- What to work on: Print the entries below in their entirety, exactly as they are written.

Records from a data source
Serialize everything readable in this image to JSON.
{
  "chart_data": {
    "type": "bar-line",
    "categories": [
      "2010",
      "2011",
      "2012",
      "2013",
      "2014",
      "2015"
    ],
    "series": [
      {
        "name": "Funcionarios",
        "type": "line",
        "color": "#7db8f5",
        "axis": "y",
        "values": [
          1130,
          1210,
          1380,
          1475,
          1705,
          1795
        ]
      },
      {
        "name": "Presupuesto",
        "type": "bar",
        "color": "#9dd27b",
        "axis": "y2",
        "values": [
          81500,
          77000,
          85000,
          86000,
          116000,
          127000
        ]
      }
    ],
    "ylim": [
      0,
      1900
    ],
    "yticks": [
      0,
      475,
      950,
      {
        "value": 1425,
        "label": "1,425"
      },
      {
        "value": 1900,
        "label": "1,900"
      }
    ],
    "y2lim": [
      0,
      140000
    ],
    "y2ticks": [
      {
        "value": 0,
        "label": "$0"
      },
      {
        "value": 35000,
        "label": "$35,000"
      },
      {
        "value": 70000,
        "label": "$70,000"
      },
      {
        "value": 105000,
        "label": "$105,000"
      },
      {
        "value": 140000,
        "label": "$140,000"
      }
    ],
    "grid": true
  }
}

- Answer to the problem:
Serialize everything readable in this image to JSON.
{
  "chart_data": {
    "type": "bar-line",
    "categories": [
      "2010",
      "2011",
      "2012",
      "2013",
      "2014",
      "2015"
    ],
    "series": [
      {
        "name": "Funcionarios",
        "type": "line",
        "color": "#7db8f5",
        "axis": "y",
        "values": [
          1130,
          1210,
          1380,
          1475,
          1705,
          1795
        ]
      },
      {
        "name": "Presupuesto",
        "type": "bar",
        "color": "#9dd27b",
        "axis": "y2",
        "values": [
          81500,
          77000,
          85000,
          86000,
          116000,
          127000
        ]
      }
    ],
    "ylim": [
      0,
      1900
    ],
    "yticks": [
      0,
      475,
      950,
      {
        "value": 1425,
        "label": "1,425"
      },
      {
        "value": 1900,
        "label": "1,900"
      }
    ],
    "y2lim": [
      0,
      140000
    ],
    "y2ticks": [
      {
        "value": 0,
        "label": "$0"
      },
      {
        "value": 35000,
        "label": "$35,000"
      },
      {
        "value": 70000,
        "label": "$70,000"
      },
      {
        "value": 105000,
        "label": "$105,000"
      },
      {
        "value": 140000,
        "label": "$140,000"
      }
    ],
    "grid": true
  }
}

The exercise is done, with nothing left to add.